(Items listed in a dataset)
■ ■ ■ ■ ■ ■ ■

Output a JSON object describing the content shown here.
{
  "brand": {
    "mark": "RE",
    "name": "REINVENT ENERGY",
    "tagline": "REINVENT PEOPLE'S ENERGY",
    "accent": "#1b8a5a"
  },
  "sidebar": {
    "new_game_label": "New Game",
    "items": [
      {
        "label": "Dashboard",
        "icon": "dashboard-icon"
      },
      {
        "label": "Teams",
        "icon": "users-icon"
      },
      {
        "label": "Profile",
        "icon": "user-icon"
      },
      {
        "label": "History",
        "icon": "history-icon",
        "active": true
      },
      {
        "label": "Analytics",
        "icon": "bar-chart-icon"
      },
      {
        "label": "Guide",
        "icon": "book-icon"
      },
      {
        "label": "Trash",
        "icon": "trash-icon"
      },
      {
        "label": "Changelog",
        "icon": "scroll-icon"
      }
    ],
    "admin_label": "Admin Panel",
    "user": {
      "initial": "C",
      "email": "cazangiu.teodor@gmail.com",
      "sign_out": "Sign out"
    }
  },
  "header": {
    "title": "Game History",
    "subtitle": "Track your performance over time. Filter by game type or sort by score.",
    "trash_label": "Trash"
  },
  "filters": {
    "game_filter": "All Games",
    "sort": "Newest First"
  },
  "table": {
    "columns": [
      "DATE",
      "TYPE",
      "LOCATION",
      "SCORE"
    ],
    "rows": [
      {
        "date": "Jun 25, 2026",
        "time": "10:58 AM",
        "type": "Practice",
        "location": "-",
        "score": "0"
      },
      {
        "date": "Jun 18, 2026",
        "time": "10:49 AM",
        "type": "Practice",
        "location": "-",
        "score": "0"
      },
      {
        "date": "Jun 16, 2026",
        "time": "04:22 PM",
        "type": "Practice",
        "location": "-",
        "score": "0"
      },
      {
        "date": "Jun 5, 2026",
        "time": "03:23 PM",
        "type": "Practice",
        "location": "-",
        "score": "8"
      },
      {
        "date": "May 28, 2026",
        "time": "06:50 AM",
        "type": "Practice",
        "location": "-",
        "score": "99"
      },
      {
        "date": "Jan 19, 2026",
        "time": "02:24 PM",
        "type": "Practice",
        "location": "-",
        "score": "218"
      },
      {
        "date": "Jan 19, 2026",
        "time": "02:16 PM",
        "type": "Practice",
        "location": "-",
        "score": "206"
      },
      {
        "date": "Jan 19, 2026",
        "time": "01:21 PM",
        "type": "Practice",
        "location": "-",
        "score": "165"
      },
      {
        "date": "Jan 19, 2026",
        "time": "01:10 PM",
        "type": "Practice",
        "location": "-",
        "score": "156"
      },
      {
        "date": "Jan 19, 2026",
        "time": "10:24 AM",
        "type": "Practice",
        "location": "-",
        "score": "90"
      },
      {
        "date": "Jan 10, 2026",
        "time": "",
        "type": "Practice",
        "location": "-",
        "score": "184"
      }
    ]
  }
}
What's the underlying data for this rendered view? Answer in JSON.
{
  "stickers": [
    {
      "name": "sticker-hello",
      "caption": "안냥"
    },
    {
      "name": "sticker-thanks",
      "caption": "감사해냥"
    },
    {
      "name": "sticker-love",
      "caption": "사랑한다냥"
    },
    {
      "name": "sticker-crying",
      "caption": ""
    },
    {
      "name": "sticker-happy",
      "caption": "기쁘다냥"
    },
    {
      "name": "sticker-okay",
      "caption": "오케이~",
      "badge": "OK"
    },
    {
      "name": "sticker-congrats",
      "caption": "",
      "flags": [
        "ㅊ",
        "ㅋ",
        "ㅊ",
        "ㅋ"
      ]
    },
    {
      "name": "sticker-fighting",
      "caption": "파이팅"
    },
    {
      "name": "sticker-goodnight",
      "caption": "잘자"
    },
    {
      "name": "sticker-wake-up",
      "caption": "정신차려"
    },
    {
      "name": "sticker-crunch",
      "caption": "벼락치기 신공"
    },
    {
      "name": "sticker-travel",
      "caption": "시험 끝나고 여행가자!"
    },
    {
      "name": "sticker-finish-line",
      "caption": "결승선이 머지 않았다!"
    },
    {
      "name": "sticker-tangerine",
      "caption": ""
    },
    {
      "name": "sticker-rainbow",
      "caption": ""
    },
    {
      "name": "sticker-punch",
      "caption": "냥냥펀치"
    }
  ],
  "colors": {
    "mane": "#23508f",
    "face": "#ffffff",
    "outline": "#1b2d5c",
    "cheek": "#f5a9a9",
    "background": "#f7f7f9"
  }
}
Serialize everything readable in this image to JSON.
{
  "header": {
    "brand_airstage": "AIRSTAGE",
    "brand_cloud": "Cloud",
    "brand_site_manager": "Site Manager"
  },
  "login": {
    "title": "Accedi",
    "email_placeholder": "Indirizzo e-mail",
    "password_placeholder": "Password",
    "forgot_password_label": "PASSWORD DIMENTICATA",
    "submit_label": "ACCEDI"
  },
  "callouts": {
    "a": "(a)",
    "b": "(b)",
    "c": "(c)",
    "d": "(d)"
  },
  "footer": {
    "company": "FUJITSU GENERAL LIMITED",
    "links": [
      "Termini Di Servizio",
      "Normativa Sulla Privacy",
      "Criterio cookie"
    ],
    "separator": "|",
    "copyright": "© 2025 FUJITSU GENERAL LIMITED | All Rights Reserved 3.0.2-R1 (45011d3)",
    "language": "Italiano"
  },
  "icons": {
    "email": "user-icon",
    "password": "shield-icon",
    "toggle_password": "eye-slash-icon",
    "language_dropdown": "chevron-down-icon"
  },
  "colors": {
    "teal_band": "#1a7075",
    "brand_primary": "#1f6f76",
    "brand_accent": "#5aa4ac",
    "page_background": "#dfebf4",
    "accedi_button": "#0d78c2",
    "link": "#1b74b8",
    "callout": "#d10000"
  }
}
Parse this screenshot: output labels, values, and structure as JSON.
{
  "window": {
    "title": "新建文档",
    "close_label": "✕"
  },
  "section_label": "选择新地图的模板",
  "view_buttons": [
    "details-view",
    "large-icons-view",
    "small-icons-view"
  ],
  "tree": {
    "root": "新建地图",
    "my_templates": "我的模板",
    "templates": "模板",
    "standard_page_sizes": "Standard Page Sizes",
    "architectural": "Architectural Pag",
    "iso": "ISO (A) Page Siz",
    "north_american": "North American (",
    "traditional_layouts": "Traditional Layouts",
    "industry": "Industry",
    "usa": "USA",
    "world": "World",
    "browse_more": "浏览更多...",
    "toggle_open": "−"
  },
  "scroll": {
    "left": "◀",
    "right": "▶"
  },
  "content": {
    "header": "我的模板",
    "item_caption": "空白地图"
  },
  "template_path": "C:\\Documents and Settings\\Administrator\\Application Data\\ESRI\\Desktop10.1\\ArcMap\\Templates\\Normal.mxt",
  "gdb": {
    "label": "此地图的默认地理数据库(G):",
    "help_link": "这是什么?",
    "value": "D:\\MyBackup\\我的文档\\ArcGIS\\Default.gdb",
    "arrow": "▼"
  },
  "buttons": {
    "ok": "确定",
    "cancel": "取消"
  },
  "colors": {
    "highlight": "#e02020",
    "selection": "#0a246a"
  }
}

■ ■ ■ ■ ■ ■ ■

(JOB)
Above are some records; repeat all of them exactly.

(RESULT)
Output a JSON object describing the content shown here.
{
  "brand": {
    "mark": "RE",
    "name": "REINVENT ENERGY",
    "tagline": "REINVENT PEOPLE'S ENERGY",
    "accent": "#1b8a5a"
  },
  "sidebar": {
    "new_game_label": "New Game",
    "items": [
      {
        "label": "Dashboard",
        "icon": "dashboard-icon"
      },
      {
        "label": "Teams",
        "icon": "users-icon"
      },
      {
        "label": "Profile",
        "icon": "user-icon"
      },
      {
        "label": "History",
        "icon": "history-icon",
        "active": true
      },
      {
        "label": "Analytics",
        "icon": "bar-chart-icon"
      },
      {
        "label": "Guide",
        "icon": "book-icon"
      },
      {
        "label": "Trash",
        "icon": "trash-icon"
      },
      {
        "label": "Changelog",
        "icon": "scroll-icon"
      }
    ],
    "admin_label": "Admin Panel",
    "user": {
      "initial": "C",
      "email": "cazangiu.teodor@gmail.com",
      "sign_out": "Sign out"
    }
  },
  "header": {
    "title": "Game History",
    "subtitle": "Track your performance over time. Filter by game type or sort by score.",
    "trash_label": "Trash"
  },
  "filters": {
    "game_filter": "All Games",
    "sort": "Newest First"
  },
  "table": {
    "columns": [
      "DATE",
      "TYPE",
      "LOCATION",
      "SCORE"
    ],
    "rows": [
      {
        "date": "Jun 25, 2026",
        "time": "10:58 AM",
        "type": "Practice",
        "location": "-",
        "score": "0"
      },
      {
        "date": "Jun 18, 2026",
        "time": "10:49 AM",
        "type": "Practice",
        "location": "-",
        "score": "0"
      },
      {
        "date": "Jun 16, 2026",
        "time": "04:22 PM",
        "type": "Practice",
        "location": "-",
        "score": "0"
      },
      {
        "date": "Jun 5, 2026",
        "time": "03:23 PM",
        "type": "Practice",
        "location": "-",
        "score": "8"
      },
      {
        "date": "May 28, 2026",
        "time": "06:50 AM",
        "type": "Practice",
        "location": "-",
        "score": "99"
      },
      {
        "date": "Jan 19, 2026",
        "time": "02:24 PM",
        "type": "Practice",
        "location": "-",
        "score": "218"
      },
      {
        "date": "Jan 19, 2026",
        "time": "02:16 PM",
        "type": "Practice",
        "location": "-",
        "score": "206"
      },
      {
        "date": "Jan 19, 2026",
        "time": "01:21 PM",
        "type": "Practice",
        "location": "-",
        "score": "165"
      },
      {
        "date": "Jan 19, 2026",
        "time": "01:10 PM",
        "type": "Practice",
        "location": "-",
        "score": "156"
      },
      {
        "date": "Jan 19, 2026",
        "time": "10:24 AM",
        "type": "Practice",
        "location": "-",
        "score": "90"
      },
      {
        "date": "Jan 10, 2026",
        "time": "",
        "type": "Practice",
        "location": "-",
        "score": "184"
      }
    ]
  }
}
What's the underlying data for this rendered view? Answer in JSON.
{
  "stickers": [
    {
      "name": "sticker-hello",
      "caption": "안냥"
    },
    {
      "name": "sticker-thanks",
      "caption": "감사해냥"
    },
    {
      "name": "sticker-love",
      "caption": "사랑한다냥"
    },
    {
      "name": "sticker-crying",
      "caption": ""
    },
    {
      "name": "sticker-happy",
      "caption": "기쁘다냥"
    },
    {
      "name": "sticker-okay",
      "caption": "오케이~",
      "badge": "OK"
    },
    {
      "name": "sticker-congrats",
      "caption": "",
      "flags": [
        "ㅊ",
        "ㅋ",
        "ㅊ",
        "ㅋ"
      ]
    },
    {
      "name": "sticker-fighting",
      "caption": "파이팅"
    },
    {
      "name": "sticker-goodnight",
      "caption": "잘자"
    },
    {
      "name": "sticker-wake-up",
      "caption": "정신차려"
    },
    {
      "name": "sticker-crunch",
      "caption": "벼락치기 신공"
    },
    {
      "name": "sticker-travel",
      "caption": "시험 끝나고 여행가자!"
    },
    {
      "name": "sticker-finish-line",
      "caption": "결승선이 머지 않았다!"
    },
    {
      "name": "sticker-tangerine",
      "caption": ""
    },
    {
      "name": "sticker-rainbow",
      "caption": ""
    },
    {
      "name": "sticker-punch",
      "caption": "냥냥펀치"
    }
  ],
  "colors": {
    "mane": "#23508f",
    "face": "#ffffff",
    "outline": "#1b2d5c",
    "cheek": "#f5a9a9",
    "background": "#f7f7f9"
  }
}
Serialize everything readable in this image to JSON.
{
  "header": {
    "brand_airstage": "AIRSTAGE",
    "brand_cloud": "Cloud",
    "brand_site_manager": "Site Manager"
  },
  "login": {
    "title": "Accedi",
    "email_placeholder": "Indirizzo e-mail",
    "password_placeholder": "Password",
    "forgot_password_label": "PASSWORD DIMENTICATA",
    "submit_label": "ACCEDI"
  },
  "callouts": {
    "a": "(a)",
    "b": "(b)",
    "c": "(c)",
    "d": "(d)"
  },
  "footer": {
    "company": "FUJITSU GENERAL LIMITED",
    "links": [
      "Termini Di Servizio",
      "Normativa Sulla Privacy",
      "Criterio cookie"
    ],
    "separator": "|",
    "copyright": "© 2025 FUJITSU GENERAL LIMITED | All Rights Reserved 3.0.2-R1 (45011d3)",
    "language": "Italiano"
  },
  "icons": {
    "email": "user-icon",
    "password": "shield-icon",
    "toggle_password": "eye-slash-icon",
    "language_dropdown": "chevron-down-icon"
  },
  "colors": {
    "teal_band": "#1a7075",
    "brand_primary": "#1f6f76",
    "brand_accent": "#5aa4ac",
    "page_background": "#dfebf4",
    "accedi_button": "#0d78c2",
    "link": "#1b74b8",
    "callout": "#d10000"
  }
}
Parse this screenshot: output labels, values, and structure as JSON.
{
  "window": {
    "title": "新建文档",
    "close_label": "✕"
  },
  "section_label": "选择新地图的模板",
  "view_buttons": [
    "details-view",
    "large-icons-view",
    "small-icons-view"
  ],
  "tree": {
    "root": "新建地图",
    "my_templates": "我的模板",
    "templates": "模板",
    "standard_page_sizes": "Standard Page Sizes",
    "architectural": "Architectural Pag",
    "iso": "ISO (A) Page Siz",
    "north_american": "North American (",
    "traditional_layouts": "Traditional Layouts",
    "industry": "Industry",
    "usa": "USA",
    "world": "World",
    "browse_more": "浏览更多...",
    "toggle_open": "−"
  },
  "scroll": {
    "left": "◀",
    "right": "▶"
  },
  "content": {
    "header": "我的模板",
    "item_caption": "空白地图"
  },
  "template_path": "C:\\Documents and Settings\\Administrator\\Application Data\\ESRI\\Desktop10.1\\ArcMap\\Templates\\Normal.mxt",
  "gdb": {
    "label": "此地图的默认地理数据库(G):",
    "help_link": "这是什么?",
    "value": "D:\\MyBackup\\我的文档\\ArcGIS\\Default.gdb",
    "arrow": "▼"
  },
  "buttons": {
    "ok": "确定",
    "cancel": "取消"
  },
  "colors": {
    "highlight": "#e02020",
    "selection": "#0a246a"
  }
}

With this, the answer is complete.